— Begin RAW RECORDS —
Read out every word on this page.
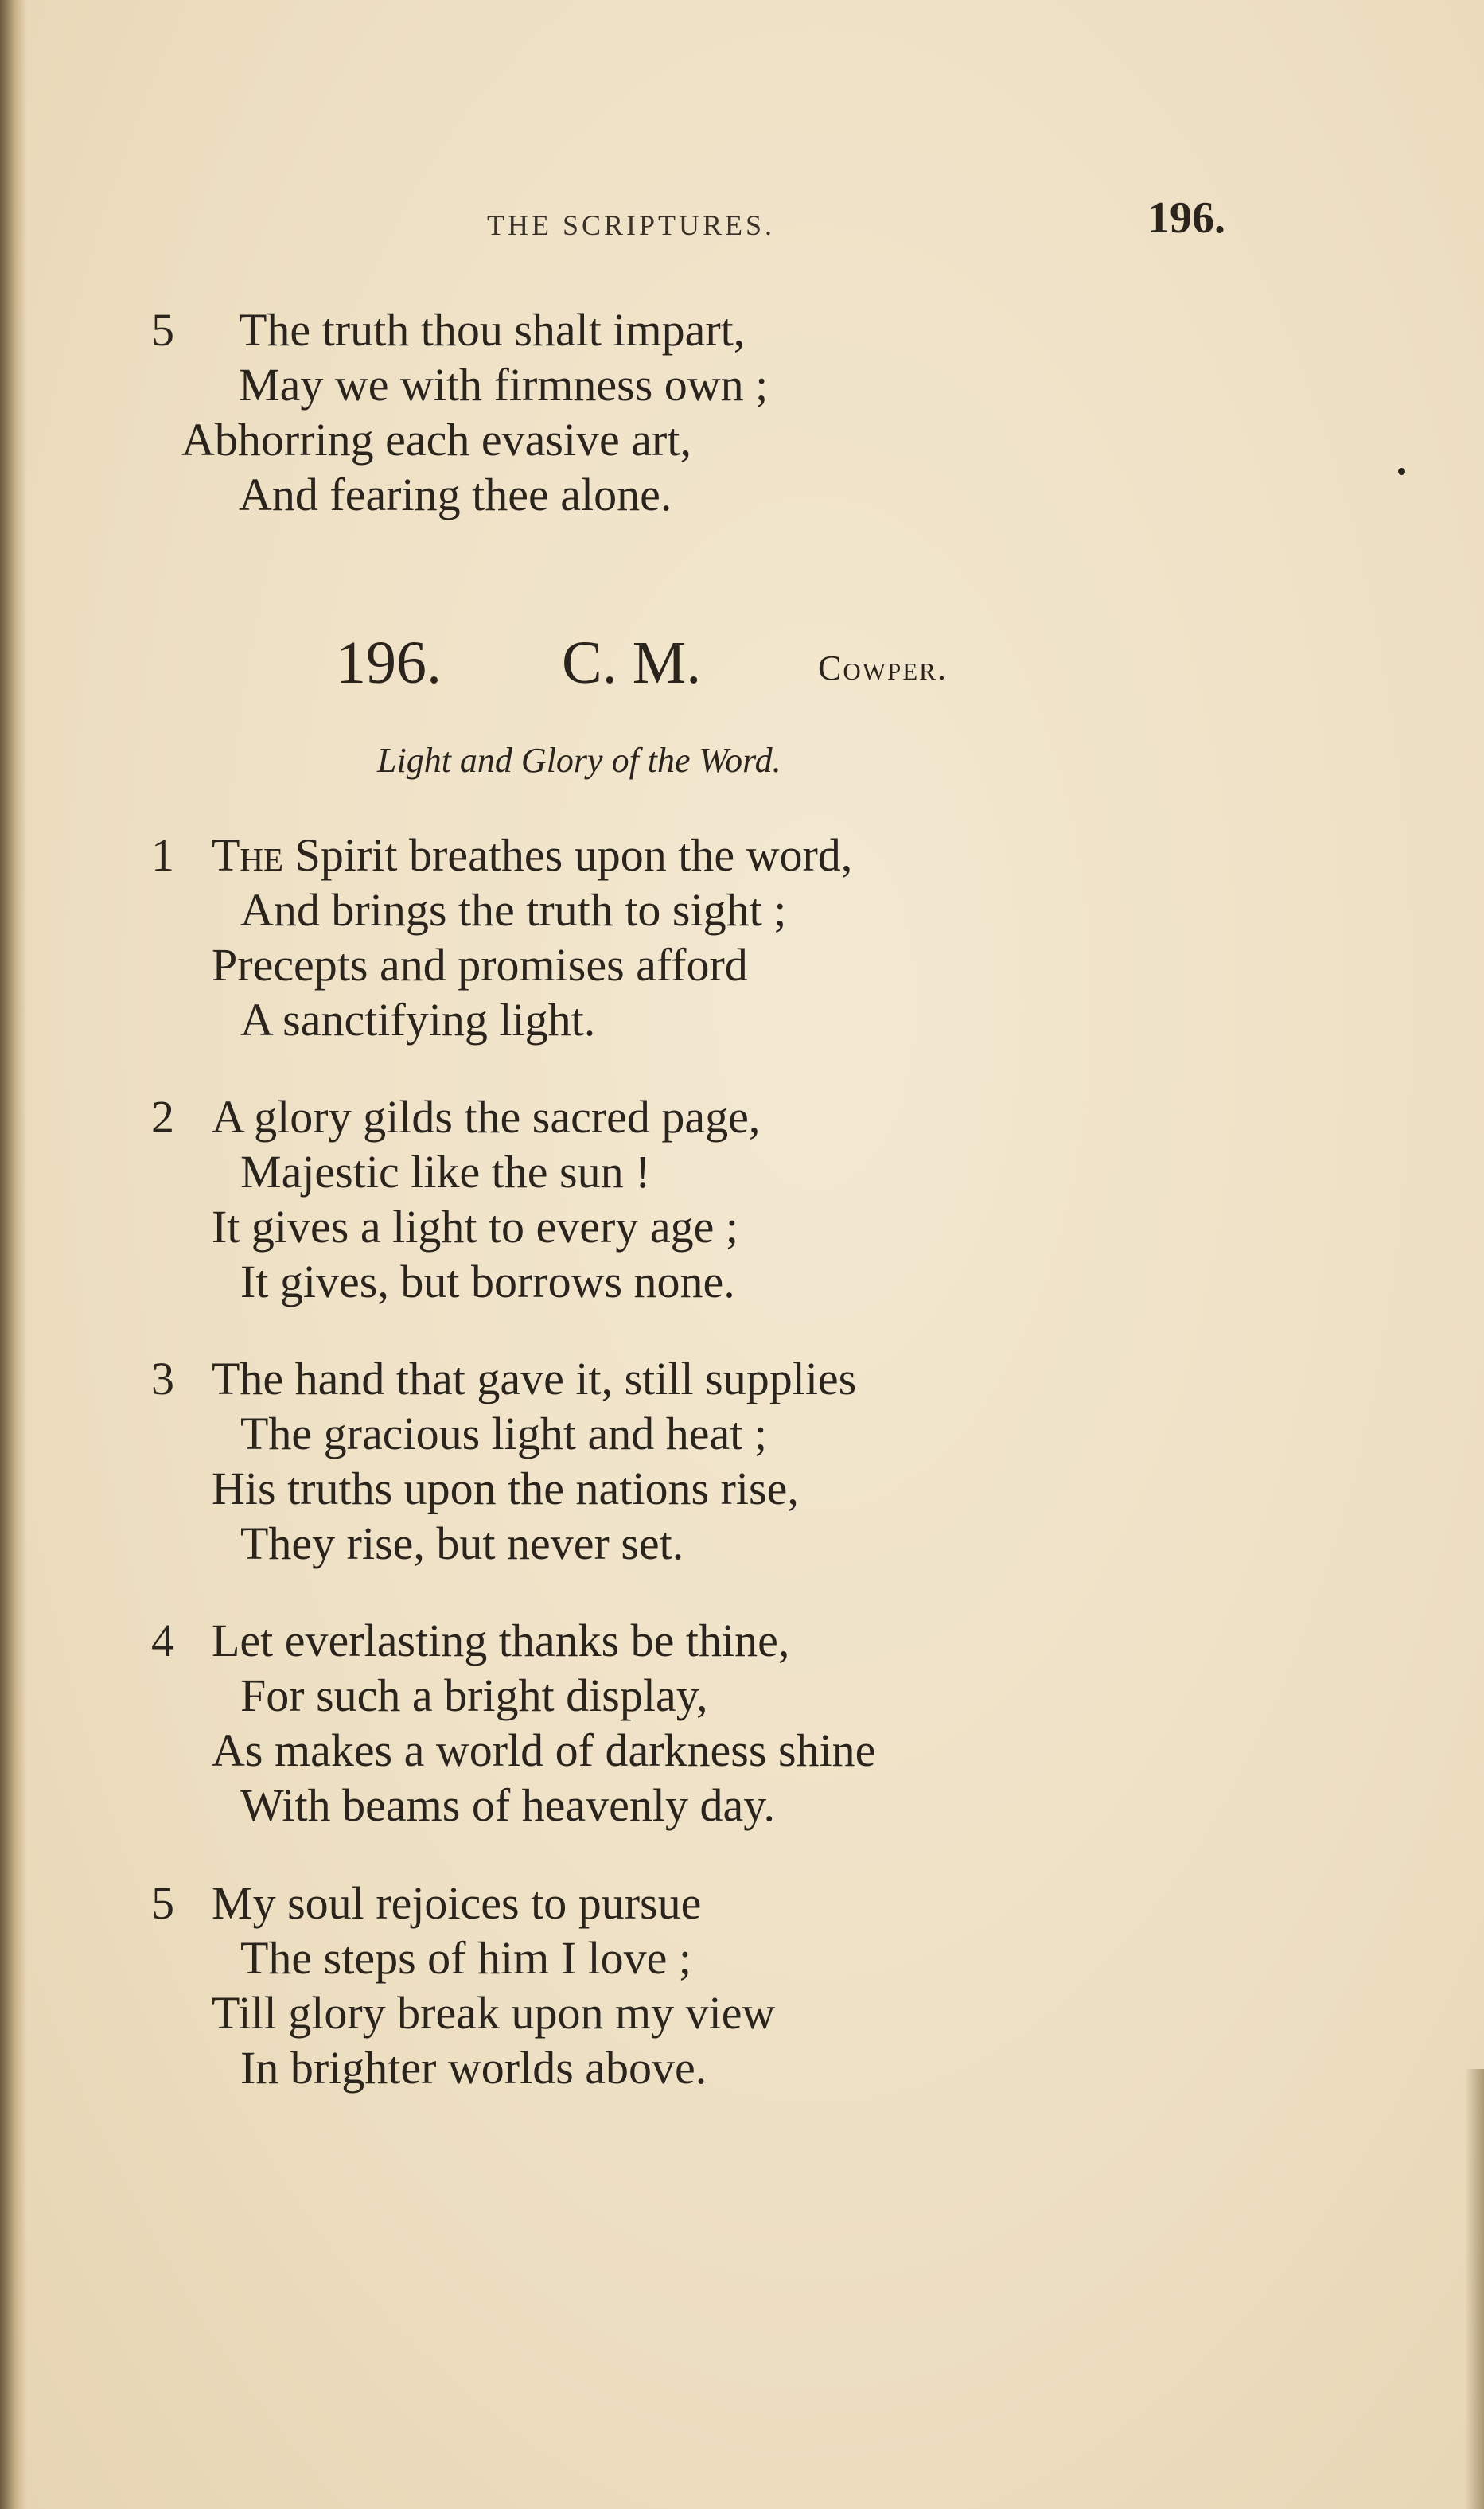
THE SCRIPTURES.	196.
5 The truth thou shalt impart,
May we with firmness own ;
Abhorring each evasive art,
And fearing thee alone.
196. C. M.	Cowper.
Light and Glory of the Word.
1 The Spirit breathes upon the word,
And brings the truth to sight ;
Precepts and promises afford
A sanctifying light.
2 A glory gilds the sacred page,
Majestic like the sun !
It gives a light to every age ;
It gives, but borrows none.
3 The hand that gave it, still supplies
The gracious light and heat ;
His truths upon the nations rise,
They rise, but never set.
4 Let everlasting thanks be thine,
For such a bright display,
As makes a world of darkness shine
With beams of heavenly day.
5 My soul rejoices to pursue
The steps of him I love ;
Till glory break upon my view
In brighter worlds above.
— End RAW RECORDS —
◆ **WORK TO COMPLETE**:
The pictures should not appear in the copy; every other part of the records above must be returned exactly.

◆ **RESULT OF THE EXERCISE**:
Read out every word on this page.
THE SCRIPTURES.	196.
5 The truth thou shalt impart,
May we with firmness own ;
Abhorring each evasive art,
And fearing thee alone.
196. C. M.	Cowper.
Light and Glory of the Word.
1 The Spirit breathes upon the word,
And brings the truth to sight ;
Precepts and promises afford
A sanctifying light.
2 A glory gilds the sacred page,
Majestic like the sun !
It gives a light to every age ;
It gives, but borrows none.
3 The hand that gave it, still supplies
The gracious light and heat ;
His truths upon the nations rise,
They rise, but never set.
4 Let everlasting thanks be thine,
For such a bright display,
As makes a world of darkness shine
With beams of heavenly day.
5 My soul rejoices to pursue
The steps of him I love ;
Till glory break upon my view
In brighter worlds above.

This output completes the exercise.